**TASK GOAL:**
From the line containing "Read all visible content and emit it as JSON." down to the last line of the records below, copy every line exactly. Leave out everything before it.

--- begin ---

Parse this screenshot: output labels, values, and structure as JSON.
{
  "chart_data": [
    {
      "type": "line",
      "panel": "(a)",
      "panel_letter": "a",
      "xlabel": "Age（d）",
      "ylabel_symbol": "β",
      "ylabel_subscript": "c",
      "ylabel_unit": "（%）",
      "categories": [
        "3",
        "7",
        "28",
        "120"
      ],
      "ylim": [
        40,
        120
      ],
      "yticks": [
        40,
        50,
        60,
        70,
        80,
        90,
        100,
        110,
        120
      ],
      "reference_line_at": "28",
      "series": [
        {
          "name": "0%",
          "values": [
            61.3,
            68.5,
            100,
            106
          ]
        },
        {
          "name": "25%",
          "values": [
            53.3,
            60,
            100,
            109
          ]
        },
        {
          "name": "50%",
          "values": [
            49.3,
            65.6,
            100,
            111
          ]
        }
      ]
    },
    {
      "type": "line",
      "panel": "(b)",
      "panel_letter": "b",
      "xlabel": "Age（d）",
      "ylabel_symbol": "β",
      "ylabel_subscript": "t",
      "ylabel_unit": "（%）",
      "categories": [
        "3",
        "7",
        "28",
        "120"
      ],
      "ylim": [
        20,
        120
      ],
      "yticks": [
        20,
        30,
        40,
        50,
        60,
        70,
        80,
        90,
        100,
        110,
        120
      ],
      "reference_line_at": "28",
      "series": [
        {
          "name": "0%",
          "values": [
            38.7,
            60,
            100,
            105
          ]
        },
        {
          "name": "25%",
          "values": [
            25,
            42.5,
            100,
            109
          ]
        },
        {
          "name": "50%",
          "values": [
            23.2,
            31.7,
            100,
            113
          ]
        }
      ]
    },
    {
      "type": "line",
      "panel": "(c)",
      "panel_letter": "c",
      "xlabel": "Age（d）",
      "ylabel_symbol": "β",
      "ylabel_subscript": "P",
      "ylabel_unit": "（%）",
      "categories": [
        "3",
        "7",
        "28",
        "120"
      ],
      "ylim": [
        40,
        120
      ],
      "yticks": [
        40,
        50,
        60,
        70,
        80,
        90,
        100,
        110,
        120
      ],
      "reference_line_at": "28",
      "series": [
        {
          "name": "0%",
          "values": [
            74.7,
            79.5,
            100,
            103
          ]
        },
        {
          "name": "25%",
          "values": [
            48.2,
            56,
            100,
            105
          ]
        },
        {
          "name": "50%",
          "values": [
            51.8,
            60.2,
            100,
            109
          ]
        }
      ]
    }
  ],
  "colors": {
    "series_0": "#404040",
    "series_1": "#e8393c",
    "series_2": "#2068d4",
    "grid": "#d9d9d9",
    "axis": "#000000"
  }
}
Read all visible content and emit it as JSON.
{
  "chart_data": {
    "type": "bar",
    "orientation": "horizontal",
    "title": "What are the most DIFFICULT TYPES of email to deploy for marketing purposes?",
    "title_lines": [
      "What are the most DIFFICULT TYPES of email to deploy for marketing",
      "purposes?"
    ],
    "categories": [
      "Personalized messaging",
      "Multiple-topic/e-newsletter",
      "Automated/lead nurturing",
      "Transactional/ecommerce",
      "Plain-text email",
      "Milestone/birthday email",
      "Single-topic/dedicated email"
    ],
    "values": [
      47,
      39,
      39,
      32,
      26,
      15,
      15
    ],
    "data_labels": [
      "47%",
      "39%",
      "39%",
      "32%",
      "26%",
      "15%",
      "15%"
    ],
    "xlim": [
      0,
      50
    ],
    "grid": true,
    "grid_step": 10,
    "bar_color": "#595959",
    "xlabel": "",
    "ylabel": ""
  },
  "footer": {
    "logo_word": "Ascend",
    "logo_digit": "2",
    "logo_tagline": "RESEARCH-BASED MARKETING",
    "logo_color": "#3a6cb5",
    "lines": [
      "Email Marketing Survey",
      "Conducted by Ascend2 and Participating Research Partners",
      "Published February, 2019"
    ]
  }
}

--- end ---

**PROBLEM SOLUTION:**
Read all visible content and emit it as JSON.
{
  "chart_data": {
    "type": "bar",
    "orientation": "horizontal",
    "title": "What are the most DIFFICULT TYPES of email to deploy for marketing purposes?",
    "title_lines": [
      "What are the most DIFFICULT TYPES of email to deploy for marketing",
      "purposes?"
    ],
    "categories": [
      "Personalized messaging",
      "Multiple-topic/e-newsletter",
      "Automated/lead nurturing",
      "Transactional/ecommerce",
      "Plain-text email",
      "Milestone/birthday email",
      "Single-topic/dedicated email"
    ],
    "values": [
      47,
      39,
      39,
      32,
      26,
      15,
      15
    ],
    "data_labels": [
      "47%",
      "39%",
      "39%",
      "32%",
      "26%",
      "15%",
      "15%"
    ],
    "xlim": [
      0,
      50
    ],
    "grid": true,
    "grid_step": 10,
    "bar_color": "#595959",
    "xlabel": "",
    "ylabel": ""
  },
  "footer": {
    "logo_word": "Ascend",
    "logo_digit": "2",
    "logo_tagline": "RESEARCH-BASED MARKETING",
    "logo_color": "#3a6cb5",
    "lines": [
      "Email Marketing Survey",
      "Conducted by Ascend2 and Participating Research Partners",
      "Published February, 2019"
    ]
  }
}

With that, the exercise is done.